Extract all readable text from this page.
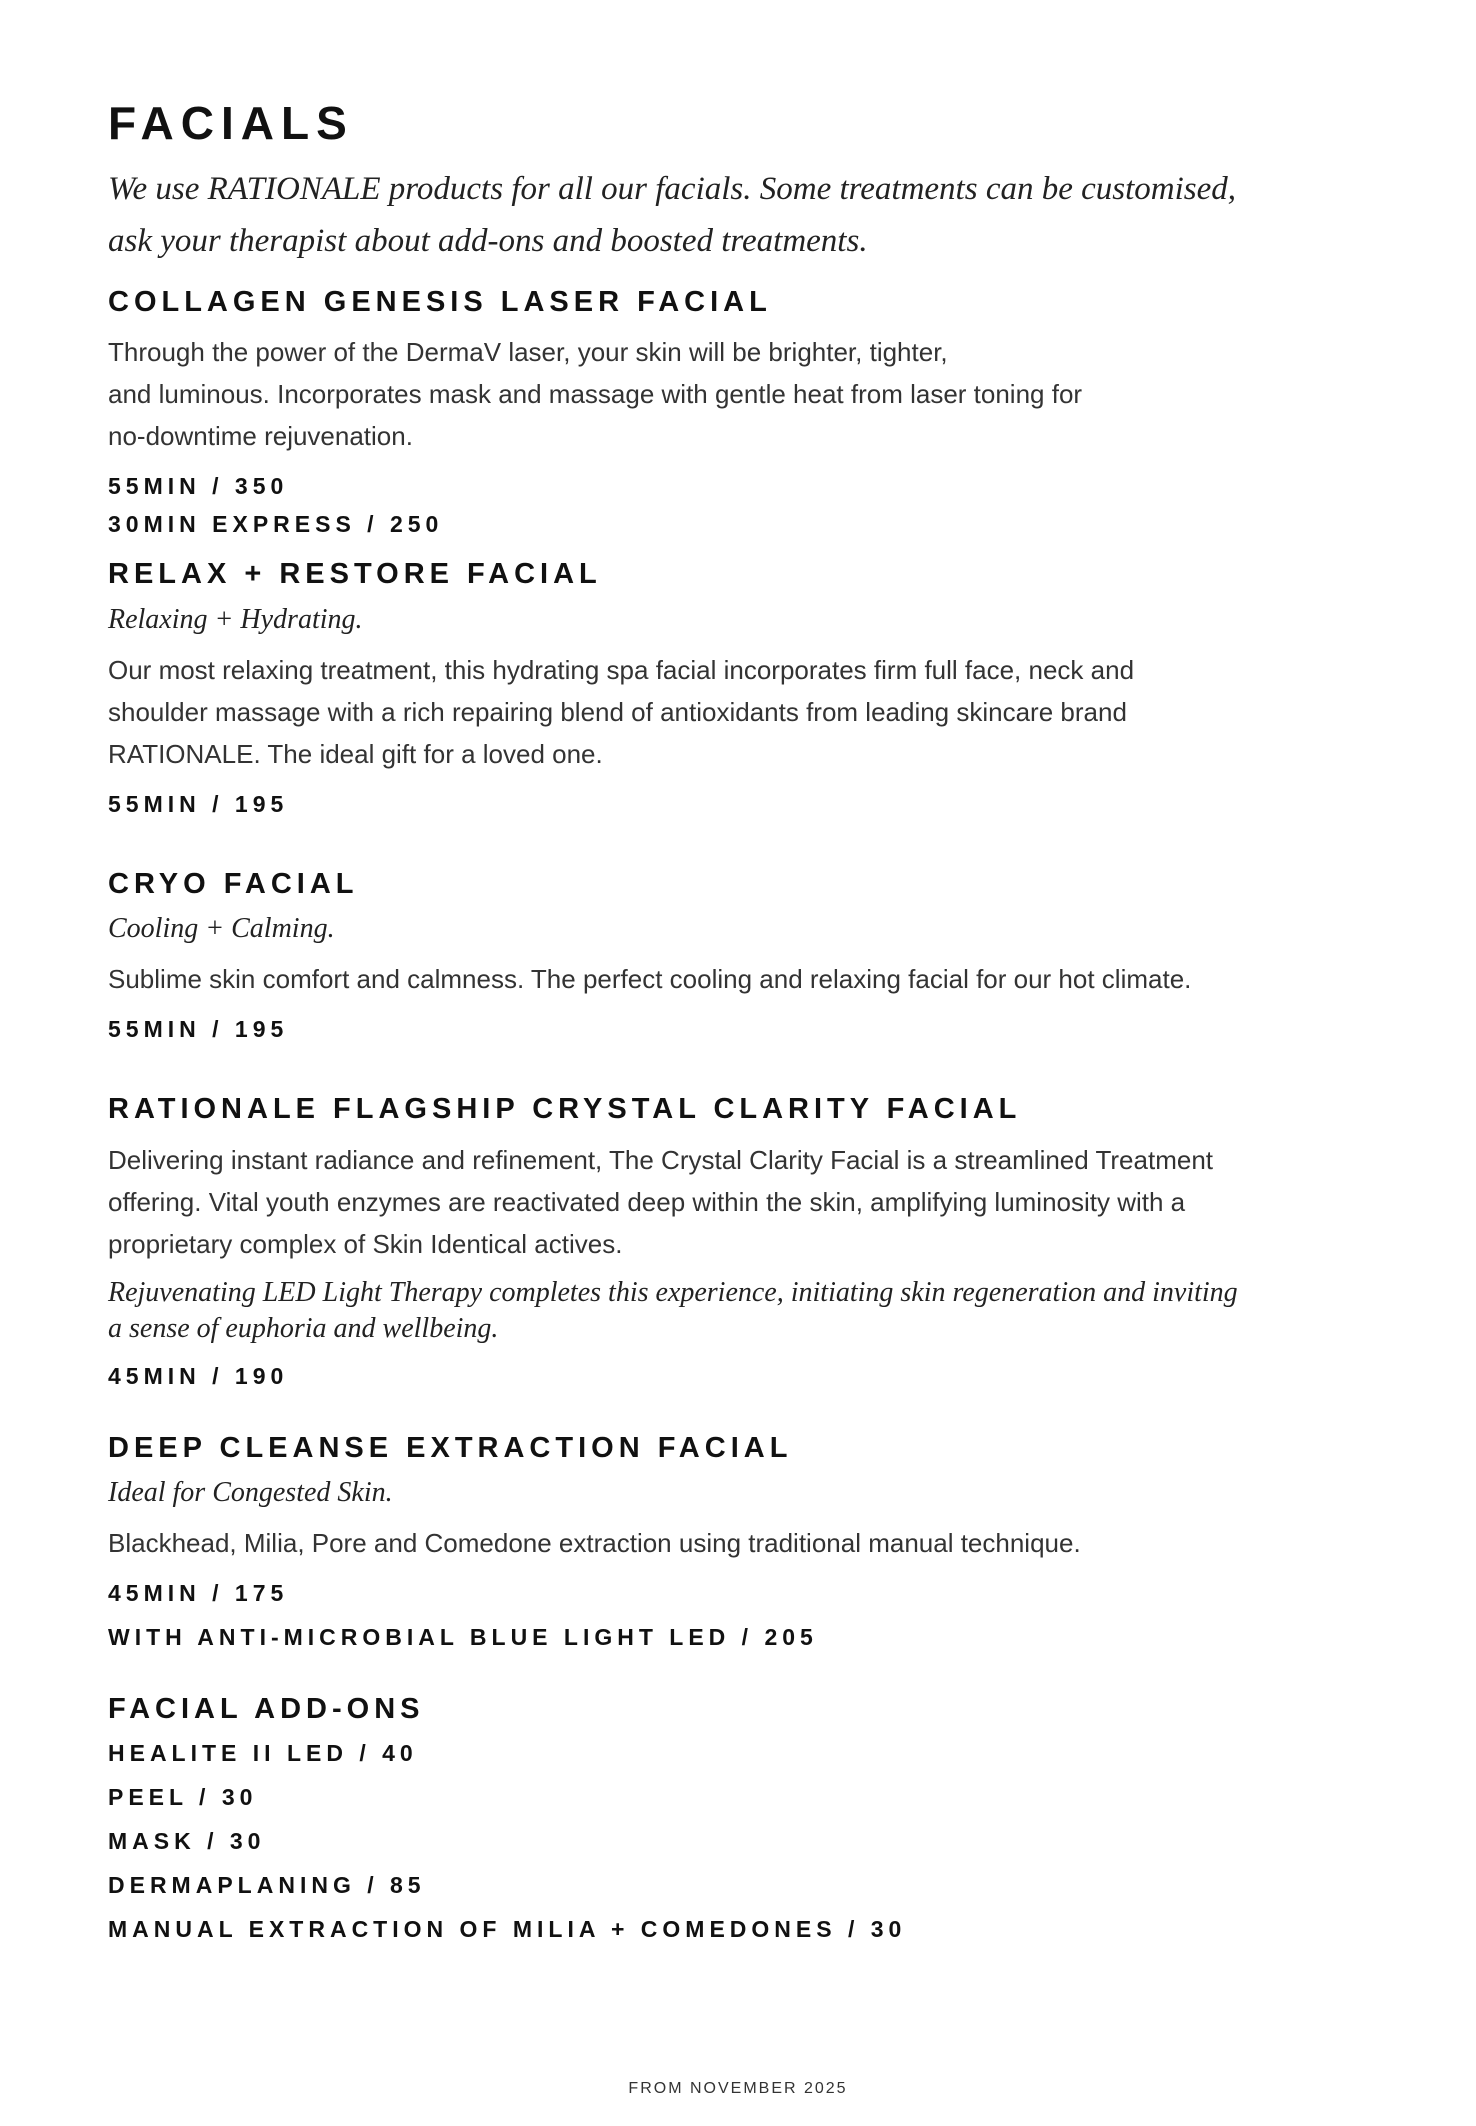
FACIALS

We use RATIONALE products for all our facials. Some treatments can be customised, ask your therapist about add-ons and boosted treatments.

COLLAGEN GENESIS LASER FACIAL

Through the power of the DermaV laser, your skin will be brighter, tighter,
and luminous. Incorporates mask and massage with gentle heat from laser toning for
no-downtime rejuvenation.

55MIN / 350

30MIN EXPRESS / 250

RELAX + RESTORE FACIAL

Relaxing + Hydrating.

Our most relaxing treatment, this hydrating spa facial incorporates firm full face, neck and
shoulder massage with a rich repairing blend of antioxidants from leading skincare brand
RATIONALE. The ideal gift for a loved one.

55MIN / 195

CRYO FACIAL

Cooling + Calming.

Sublime skin comfort and calmness. The perfect cooling and relaxing facial for our hot climate.

55MIN / 195

RATIONALE FLAGSHIP CRYSTAL CLARITY FACIAL

Delivering instant radiance and refinement, The Crystal Clarity Facial is a streamlined Treatment
offering. Vital youth enzymes are reactivated deep within the skin, amplifying luminosity with a
proprietary complex of Skin Identical actives.

Rejuvenating LED Light Therapy completes this experience, initiating skin regeneration and inviting
a sense of euphoria and wellbeing.

45MIN / 190

DEEP CLEANSE EXTRACTION FACIAL

Ideal for Congested Skin.

Blackhead, Milia, Pore and Comedone extraction using traditional manual technique.

45MIN / 175

WITH ANTI-MICROBIAL BLUE LIGHT LED / 205

FACIAL ADD-ONS

HEALITE II LED / 40

PEEL / 30

MASK / 30

DERMAPLANING / 85

MANUAL EXTRACTION OF MILIA + COMEDONES / 30

FROM NOVEMBER 2025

● ● ● ●

◆ Exercise:
Check each line of the material above for the word "this", then state how many lines hold it. Only the number.

◆ Answer for the task:
3